§ YOUR GOAL
Rewrite the entries from the beginning down through the line containing "section-label-bb: B-B (242, 391, 255, 400)", changing every "мм" to "mm" and leaving everything else as it is.

-- -- --

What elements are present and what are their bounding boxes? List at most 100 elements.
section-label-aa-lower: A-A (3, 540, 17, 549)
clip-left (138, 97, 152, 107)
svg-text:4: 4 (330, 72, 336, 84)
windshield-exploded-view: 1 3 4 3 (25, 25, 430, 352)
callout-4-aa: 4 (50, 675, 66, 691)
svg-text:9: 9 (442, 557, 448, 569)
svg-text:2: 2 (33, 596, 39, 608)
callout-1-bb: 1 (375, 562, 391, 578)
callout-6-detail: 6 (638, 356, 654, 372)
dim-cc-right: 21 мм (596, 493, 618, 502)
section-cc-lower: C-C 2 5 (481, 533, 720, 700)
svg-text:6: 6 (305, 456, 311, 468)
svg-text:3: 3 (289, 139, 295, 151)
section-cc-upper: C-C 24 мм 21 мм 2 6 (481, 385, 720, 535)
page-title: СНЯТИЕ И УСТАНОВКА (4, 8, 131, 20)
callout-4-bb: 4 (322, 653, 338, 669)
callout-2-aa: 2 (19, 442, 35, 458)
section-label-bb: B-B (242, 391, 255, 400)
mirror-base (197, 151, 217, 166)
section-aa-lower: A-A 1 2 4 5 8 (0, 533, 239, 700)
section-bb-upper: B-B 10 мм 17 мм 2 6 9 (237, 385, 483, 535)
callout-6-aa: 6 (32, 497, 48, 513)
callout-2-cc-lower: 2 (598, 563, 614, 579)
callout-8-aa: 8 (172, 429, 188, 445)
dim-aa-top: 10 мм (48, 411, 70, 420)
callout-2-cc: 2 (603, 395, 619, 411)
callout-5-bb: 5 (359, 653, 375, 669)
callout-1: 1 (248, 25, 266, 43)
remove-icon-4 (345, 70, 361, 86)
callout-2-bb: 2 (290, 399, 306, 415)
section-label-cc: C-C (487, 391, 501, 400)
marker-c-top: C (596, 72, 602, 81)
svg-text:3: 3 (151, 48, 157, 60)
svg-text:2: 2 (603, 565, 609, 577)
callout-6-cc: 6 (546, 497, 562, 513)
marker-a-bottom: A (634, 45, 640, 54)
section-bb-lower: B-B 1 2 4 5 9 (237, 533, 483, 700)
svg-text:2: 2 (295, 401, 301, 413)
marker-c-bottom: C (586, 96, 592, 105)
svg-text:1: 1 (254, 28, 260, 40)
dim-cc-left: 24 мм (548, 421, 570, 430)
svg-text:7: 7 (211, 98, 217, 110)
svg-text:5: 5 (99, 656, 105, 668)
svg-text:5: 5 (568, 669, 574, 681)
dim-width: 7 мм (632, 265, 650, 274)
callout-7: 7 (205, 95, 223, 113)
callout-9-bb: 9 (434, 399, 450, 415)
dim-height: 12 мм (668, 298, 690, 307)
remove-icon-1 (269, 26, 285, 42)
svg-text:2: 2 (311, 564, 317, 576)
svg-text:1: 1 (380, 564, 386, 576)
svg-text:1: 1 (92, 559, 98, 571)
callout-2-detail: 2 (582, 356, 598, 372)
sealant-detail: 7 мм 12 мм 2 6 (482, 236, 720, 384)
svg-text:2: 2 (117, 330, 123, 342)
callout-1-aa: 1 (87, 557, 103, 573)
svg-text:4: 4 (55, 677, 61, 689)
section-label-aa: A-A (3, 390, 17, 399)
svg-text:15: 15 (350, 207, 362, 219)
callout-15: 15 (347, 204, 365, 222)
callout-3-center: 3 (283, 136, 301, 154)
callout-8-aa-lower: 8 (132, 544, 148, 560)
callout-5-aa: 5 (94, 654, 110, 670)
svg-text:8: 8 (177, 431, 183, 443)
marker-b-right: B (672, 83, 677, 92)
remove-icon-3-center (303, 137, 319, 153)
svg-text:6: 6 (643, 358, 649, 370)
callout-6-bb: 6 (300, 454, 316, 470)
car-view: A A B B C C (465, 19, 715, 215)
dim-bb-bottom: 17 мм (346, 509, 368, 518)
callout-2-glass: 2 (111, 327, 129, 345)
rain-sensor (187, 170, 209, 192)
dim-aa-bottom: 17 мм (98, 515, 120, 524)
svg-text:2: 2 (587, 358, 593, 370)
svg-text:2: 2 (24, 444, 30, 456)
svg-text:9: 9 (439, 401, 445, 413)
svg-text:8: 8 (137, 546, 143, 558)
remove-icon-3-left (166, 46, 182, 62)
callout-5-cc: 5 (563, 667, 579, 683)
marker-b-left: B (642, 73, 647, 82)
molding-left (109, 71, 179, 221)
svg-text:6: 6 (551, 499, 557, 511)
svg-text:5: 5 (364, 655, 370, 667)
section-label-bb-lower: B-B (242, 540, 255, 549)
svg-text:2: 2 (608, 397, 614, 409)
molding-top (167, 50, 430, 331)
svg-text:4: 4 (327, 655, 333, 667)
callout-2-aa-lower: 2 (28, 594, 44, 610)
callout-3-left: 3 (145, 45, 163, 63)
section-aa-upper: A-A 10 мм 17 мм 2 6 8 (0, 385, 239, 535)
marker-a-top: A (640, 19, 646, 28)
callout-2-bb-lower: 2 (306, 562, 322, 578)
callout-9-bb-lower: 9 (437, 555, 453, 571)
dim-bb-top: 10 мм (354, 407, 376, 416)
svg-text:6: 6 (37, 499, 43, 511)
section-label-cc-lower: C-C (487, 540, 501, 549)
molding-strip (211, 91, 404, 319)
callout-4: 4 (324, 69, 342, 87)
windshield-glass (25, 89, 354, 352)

-- -- --

§ SOLVED EXERCISE
What elements are present and what are their bounding boxes? List at most 100 elements.
section-label-aa-lower: A-A (3, 540, 17, 549)
clip-left (138, 97, 152, 107)
svg-text:4: 4 (330, 72, 336, 84)
windshield-exploded-view: 1 3 4 3 (25, 25, 430, 352)
callout-4-aa: 4 (50, 675, 66, 691)
svg-text:9: 9 (442, 557, 448, 569)
svg-text:2: 2 (33, 596, 39, 608)
callout-1-bb: 1 (375, 562, 391, 578)
callout-6-detail: 6 (638, 356, 654, 372)
dim-cc-right: 21 mm (596, 493, 618, 502)
section-cc-lower: C-C 2 5 (481, 533, 720, 700)
svg-text:6: 6 (305, 456, 311, 468)
svg-text:3: 3 (289, 139, 295, 151)
section-cc-upper: C-C 24 mm 21 mm 2 6 (481, 385, 720, 535)
page-title: СНЯТИЕ И УСТАНОВКА (4, 8, 131, 20)
callout-4-bb: 4 (322, 653, 338, 669)
callout-2-aa: 2 (19, 442, 35, 458)
section-label-bb: B-B (242, 391, 255, 400)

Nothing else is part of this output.